» **What the exercise asks**: Return every line of the data below that includes the string "Pistas".

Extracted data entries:
* * * * * * * * *

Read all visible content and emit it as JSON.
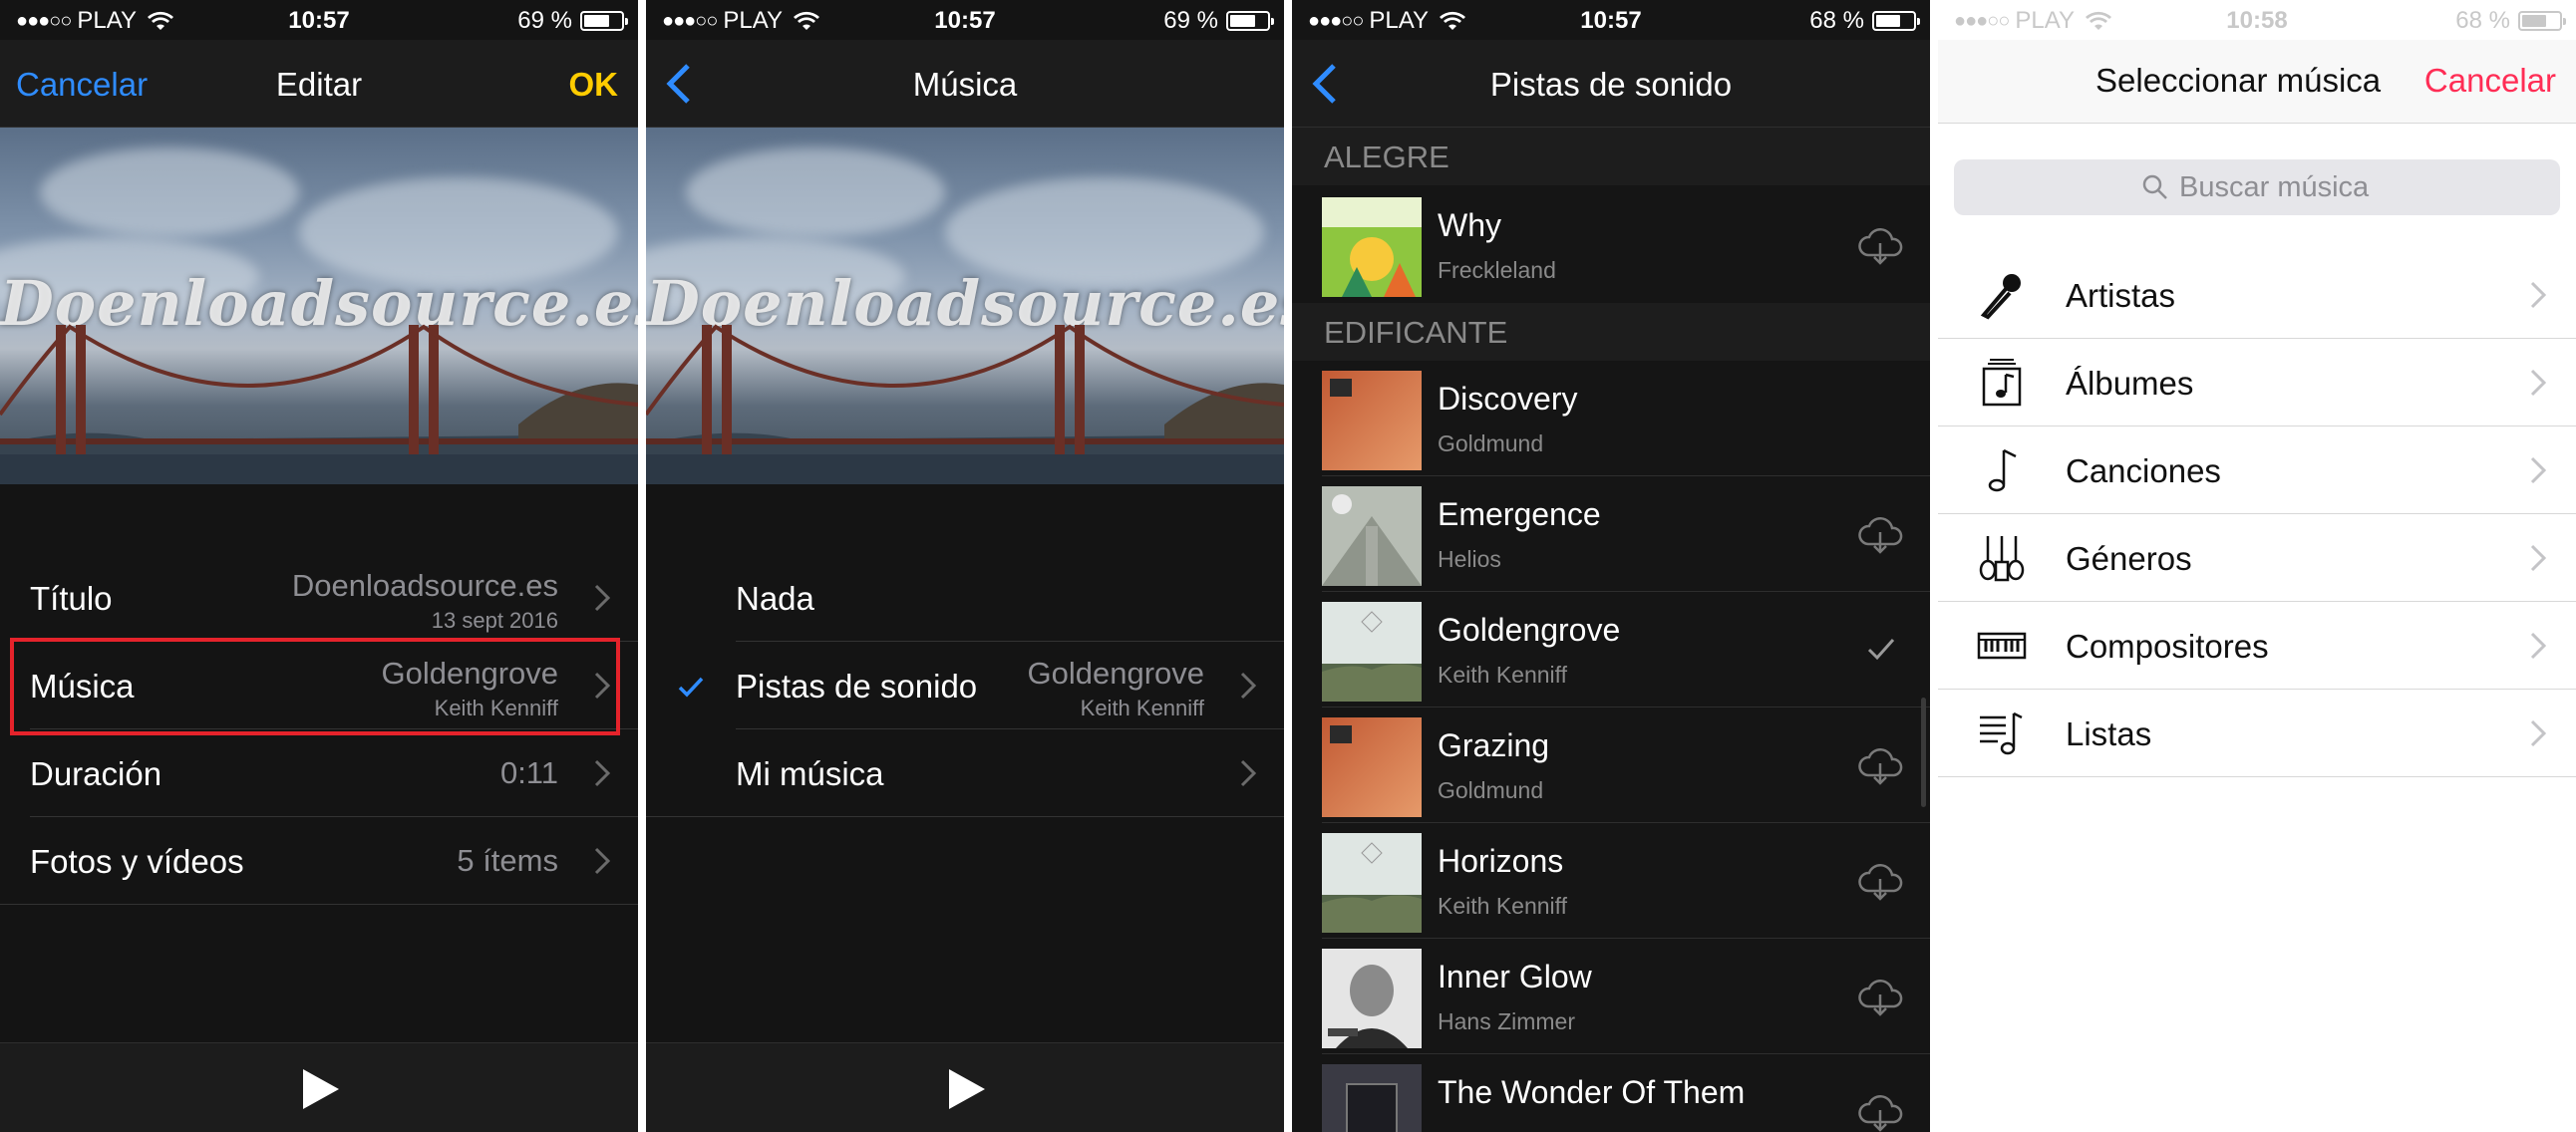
{
  "status_bars": [
    {
      "carrier": "PLAY",
      "time": "10:57",
      "battery": "69 %",
      "battery_level": 0.69
    },
    {
      "carrier": "PLAY",
      "time": "10:57",
      "battery": "69 %",
      "battery_level": 0.69
    },
    {
      "carrier": "PLAY",
      "time": "10:57",
      "battery": "68 %",
      "battery_level": 0.68
    },
    {
      "carrier": "PLAY",
      "time": "10:58",
      "battery": "68 %",
      "battery_level": 0.68
    }
  ],
  "edit": {
    "cancel": "Cancelar",
    "title": "Editar",
    "ok": "OK",
    "watermark": "Doenloadsource.es",
    "rows": [
      {
        "label": "Título",
        "value": "Doenloadsource.es",
        "sub": "13 sept 2016"
      },
      {
        "label": "Música",
        "value": "Goldengrove",
        "sub": "Keith Kenniff"
      },
      {
        "label": "Duración",
        "value": "0:11",
        "sub": ""
      },
      {
        "label": "Fotos y vídeos",
        "value": "5 ítems",
        "sub": ""
      }
    ]
  },
  "music": {
    "title": "Música",
    "watermark": "Doenloadsource.es",
    "rows": [
      {
        "label": "Nada",
        "value": "",
        "sub": ""
      },
      {
        "label": "Pistas de sonido",
        "value": "Goldengrove",
        "sub": "Keith Kenniff",
        "checked": true
      },
      {
        "label": "Mi música",
        "value": "",
        "sub": ""
      }
    ]
  },
  "soundtracks": {
    "title": "Pistas de sonido",
    "sections": [
      {
        "name": "ALEGRE"
      },
      {
        "name": "EDIFICANTE"
      }
    ],
    "tracks": [
      {
        "title": "Why",
        "artist": "Freckleland",
        "status": "cloud-download"
      },
      {
        "title": "Discovery",
        "artist": "Goldmund",
        "status": "none"
      },
      {
        "title": "Emergence",
        "artist": "Helios",
        "status": "cloud-download"
      },
      {
        "title": "Goldengrove",
        "artist": "Keith Kenniff",
        "status": "selected"
      },
      {
        "title": "Grazing",
        "artist": "Goldmund",
        "status": "cloud-download"
      },
      {
        "title": "Horizons",
        "artist": "Keith Kenniff",
        "status": "cloud-download"
      },
      {
        "title": "Inner Glow",
        "artist": "Hans Zimmer",
        "status": "cloud-download"
      },
      {
        "title": "The Wonder Of Them",
        "artist": "",
        "status": "cloud-download"
      }
    ]
  },
  "select_music": {
    "title": "Seleccionar música",
    "cancel": "Cancelar",
    "search_placeholder": "Buscar música",
    "items": [
      {
        "label": "Artistas",
        "icon": "microphone-icon"
      },
      {
        "label": "Álbumes",
        "icon": "album-icon"
      },
      {
        "label": "Canciones",
        "icon": "music-note-icon"
      },
      {
        "label": "Géneros",
        "icon": "genres-icon"
      },
      {
        "label": "Compositores",
        "icon": "piano-icon"
      },
      {
        "label": "Listas",
        "icon": "playlist-icon"
      }
    ]
  },
  "colors": {
    "ios_blue": "#2f8cff",
    "ok_yellow": "#ffcc00",
    "cancel_pink": "#ff2d55",
    "highlight_red": "#e5232b"
  }
}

* * * * * * * * *

» **Task result**:
        "label": "Pistas de sonido",
    "title": "Pistas de sonido",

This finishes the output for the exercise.